> _PROBLEM TO WORK ON_: Gather every line of the entries that includes the word "Transcribe".

***** RECORDS SHOWN

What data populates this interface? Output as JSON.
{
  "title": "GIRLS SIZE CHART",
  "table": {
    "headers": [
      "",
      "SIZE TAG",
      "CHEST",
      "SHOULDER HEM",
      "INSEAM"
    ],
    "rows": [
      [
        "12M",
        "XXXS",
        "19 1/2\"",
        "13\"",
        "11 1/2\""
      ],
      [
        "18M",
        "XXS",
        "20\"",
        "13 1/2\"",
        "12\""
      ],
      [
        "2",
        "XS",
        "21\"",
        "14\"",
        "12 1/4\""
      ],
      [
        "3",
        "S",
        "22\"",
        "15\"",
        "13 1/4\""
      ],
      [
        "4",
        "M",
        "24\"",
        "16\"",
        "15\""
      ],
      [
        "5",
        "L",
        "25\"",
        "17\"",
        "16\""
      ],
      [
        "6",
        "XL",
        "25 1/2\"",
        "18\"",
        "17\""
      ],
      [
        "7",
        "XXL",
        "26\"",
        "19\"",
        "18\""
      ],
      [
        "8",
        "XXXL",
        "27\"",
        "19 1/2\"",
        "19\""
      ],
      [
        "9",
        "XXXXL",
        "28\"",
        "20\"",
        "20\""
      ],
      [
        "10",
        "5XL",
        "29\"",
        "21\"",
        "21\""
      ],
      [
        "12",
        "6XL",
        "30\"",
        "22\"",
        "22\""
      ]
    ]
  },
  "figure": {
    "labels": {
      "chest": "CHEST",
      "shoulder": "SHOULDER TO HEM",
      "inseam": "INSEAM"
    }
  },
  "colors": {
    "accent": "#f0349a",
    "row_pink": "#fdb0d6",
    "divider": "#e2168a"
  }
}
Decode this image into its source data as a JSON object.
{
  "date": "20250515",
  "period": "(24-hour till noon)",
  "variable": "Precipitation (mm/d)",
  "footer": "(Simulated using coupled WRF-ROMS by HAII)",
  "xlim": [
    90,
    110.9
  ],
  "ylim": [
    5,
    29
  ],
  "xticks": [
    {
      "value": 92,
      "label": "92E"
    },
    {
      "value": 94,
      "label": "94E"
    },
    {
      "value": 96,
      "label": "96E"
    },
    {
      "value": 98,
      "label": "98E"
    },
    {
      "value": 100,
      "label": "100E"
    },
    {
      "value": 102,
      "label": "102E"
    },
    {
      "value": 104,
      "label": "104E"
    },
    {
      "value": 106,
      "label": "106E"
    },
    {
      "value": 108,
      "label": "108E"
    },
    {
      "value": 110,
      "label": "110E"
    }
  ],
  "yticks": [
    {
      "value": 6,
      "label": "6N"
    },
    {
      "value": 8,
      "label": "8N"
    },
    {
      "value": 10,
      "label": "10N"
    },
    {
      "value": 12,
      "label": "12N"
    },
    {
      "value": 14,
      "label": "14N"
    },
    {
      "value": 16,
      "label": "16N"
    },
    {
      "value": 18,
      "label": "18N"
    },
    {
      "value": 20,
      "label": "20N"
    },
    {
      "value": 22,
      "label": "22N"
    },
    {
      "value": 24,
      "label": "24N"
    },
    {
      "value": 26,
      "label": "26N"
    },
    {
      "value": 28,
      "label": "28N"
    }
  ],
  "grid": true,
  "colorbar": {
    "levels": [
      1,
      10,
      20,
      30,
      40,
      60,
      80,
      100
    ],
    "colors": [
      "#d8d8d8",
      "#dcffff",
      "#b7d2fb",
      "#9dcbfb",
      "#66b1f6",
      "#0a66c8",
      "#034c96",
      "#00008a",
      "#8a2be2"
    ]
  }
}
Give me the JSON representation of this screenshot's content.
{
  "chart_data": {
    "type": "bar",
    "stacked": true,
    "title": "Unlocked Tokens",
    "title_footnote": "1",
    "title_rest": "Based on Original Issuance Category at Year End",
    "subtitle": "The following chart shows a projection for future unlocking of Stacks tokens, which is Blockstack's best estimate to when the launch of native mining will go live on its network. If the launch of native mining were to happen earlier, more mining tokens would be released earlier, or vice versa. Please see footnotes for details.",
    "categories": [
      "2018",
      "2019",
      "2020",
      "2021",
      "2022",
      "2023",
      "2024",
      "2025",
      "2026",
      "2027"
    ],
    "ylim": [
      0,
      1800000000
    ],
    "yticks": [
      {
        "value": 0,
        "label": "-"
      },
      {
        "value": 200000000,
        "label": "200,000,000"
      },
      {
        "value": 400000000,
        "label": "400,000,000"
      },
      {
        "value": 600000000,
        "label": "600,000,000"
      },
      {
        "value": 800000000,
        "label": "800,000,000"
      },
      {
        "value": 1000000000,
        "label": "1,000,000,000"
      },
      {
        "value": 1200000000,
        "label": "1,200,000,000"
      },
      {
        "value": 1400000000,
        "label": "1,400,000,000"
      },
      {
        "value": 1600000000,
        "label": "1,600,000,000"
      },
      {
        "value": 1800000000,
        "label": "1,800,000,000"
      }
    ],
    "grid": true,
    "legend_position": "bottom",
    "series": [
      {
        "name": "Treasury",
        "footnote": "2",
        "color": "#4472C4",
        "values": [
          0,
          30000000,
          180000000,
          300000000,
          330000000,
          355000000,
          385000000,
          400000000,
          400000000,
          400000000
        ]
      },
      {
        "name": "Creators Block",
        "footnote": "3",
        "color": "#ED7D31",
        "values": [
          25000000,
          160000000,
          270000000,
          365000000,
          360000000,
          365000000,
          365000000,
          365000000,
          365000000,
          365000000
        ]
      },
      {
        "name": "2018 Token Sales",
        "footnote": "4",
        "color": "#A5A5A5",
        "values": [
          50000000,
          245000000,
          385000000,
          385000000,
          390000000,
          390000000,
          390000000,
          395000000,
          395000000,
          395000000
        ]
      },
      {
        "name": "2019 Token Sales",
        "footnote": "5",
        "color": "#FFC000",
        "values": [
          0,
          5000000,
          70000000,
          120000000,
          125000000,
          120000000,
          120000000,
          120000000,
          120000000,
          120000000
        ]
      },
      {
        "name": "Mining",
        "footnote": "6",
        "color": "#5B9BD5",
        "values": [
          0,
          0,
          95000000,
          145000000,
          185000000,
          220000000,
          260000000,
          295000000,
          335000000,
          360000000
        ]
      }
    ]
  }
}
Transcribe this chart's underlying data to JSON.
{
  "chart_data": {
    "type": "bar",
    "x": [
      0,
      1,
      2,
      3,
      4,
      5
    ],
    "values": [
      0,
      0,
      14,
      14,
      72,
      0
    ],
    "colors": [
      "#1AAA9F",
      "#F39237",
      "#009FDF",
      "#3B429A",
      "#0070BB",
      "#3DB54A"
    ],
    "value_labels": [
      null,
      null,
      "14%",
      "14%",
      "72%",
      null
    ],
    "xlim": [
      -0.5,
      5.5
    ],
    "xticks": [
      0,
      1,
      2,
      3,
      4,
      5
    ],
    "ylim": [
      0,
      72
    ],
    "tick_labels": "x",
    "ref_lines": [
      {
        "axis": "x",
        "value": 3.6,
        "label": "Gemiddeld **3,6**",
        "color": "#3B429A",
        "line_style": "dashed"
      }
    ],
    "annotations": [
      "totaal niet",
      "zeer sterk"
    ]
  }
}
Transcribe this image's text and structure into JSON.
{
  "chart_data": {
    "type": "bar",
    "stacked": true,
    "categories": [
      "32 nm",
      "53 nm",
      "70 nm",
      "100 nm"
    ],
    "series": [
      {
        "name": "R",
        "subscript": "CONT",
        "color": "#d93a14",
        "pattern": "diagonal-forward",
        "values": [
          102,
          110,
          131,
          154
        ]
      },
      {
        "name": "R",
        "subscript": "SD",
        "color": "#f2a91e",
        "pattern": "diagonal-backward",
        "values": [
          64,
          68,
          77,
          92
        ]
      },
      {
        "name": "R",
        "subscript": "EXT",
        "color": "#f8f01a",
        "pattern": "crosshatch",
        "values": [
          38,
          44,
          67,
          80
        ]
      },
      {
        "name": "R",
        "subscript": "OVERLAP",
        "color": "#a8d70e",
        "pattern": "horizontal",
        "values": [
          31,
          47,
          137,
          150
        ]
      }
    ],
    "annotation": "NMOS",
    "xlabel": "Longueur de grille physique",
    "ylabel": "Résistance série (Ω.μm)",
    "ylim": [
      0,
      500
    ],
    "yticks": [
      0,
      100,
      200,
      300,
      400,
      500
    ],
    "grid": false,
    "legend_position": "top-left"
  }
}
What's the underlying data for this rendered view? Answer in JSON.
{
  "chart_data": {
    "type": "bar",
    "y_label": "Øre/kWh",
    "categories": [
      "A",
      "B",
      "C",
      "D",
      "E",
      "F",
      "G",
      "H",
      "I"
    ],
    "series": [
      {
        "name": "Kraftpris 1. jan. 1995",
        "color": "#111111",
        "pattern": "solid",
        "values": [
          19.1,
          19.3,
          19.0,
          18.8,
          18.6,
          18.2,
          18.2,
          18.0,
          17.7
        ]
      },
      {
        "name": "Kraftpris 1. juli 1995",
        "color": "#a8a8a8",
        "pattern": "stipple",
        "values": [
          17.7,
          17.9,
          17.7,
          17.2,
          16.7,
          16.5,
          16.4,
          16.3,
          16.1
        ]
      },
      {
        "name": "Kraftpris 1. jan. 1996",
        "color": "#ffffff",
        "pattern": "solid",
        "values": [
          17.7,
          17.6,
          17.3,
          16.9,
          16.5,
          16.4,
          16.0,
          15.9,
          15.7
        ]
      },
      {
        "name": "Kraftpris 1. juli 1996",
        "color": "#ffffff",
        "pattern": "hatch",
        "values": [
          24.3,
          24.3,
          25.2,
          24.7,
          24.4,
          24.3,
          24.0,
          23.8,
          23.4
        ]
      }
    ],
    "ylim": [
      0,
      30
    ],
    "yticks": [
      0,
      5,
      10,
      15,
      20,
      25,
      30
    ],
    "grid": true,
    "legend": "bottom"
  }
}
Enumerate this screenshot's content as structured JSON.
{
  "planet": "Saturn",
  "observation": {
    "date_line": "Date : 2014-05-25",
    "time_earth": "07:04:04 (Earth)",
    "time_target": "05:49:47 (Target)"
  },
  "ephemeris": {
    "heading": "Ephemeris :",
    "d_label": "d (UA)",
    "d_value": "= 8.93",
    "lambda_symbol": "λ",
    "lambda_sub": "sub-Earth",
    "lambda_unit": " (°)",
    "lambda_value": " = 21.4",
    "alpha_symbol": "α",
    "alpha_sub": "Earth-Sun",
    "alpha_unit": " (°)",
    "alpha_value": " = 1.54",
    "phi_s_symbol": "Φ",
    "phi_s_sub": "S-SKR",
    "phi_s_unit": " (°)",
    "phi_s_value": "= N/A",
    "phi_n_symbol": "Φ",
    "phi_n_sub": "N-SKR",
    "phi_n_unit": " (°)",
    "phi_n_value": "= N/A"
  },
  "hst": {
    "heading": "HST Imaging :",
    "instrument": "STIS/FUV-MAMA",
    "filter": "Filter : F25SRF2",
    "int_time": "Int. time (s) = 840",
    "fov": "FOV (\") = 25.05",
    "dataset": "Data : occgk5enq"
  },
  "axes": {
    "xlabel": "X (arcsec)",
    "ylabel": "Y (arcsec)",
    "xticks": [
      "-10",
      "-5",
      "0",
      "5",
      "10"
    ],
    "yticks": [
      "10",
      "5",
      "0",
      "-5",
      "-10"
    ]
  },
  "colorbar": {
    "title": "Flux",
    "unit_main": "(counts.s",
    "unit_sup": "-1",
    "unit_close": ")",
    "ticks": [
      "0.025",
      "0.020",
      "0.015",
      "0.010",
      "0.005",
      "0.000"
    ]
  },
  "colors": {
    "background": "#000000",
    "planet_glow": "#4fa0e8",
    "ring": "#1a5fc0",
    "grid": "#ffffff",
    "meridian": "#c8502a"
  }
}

**********

> _EXERCISE ANSWER_:
Transcribe this chart's underlying data to JSON.
Transcribe this image's text and structure into JSON.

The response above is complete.